* **The task**
Extract each line bearing the word "data".

----- Records provided -----

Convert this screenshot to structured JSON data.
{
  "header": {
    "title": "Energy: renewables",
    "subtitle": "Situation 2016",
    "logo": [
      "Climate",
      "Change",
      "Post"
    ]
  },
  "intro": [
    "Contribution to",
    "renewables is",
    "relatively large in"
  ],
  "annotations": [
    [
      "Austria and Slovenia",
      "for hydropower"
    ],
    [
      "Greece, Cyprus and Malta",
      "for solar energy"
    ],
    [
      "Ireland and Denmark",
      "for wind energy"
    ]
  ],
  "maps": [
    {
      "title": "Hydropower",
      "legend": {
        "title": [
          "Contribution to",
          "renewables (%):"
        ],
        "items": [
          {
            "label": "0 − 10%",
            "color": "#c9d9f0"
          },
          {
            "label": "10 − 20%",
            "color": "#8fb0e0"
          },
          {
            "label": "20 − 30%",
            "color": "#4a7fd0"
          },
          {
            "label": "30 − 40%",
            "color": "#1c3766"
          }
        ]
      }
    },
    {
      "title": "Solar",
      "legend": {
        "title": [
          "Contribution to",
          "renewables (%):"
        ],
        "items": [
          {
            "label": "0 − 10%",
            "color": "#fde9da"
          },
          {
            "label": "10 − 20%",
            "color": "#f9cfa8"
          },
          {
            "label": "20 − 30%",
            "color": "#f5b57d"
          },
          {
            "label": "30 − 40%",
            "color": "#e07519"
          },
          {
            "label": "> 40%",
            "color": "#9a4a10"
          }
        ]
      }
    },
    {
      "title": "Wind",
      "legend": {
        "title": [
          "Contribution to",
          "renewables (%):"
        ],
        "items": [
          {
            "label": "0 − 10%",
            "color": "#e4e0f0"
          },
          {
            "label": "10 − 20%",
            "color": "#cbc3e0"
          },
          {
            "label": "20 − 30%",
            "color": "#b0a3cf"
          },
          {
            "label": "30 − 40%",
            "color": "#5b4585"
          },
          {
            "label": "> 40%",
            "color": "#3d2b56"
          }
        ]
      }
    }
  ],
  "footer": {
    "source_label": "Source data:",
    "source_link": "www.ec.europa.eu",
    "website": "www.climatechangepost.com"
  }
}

-----

* **The output**
Convert this screenshot to structured JSON data.
    "source_label": "Source data:",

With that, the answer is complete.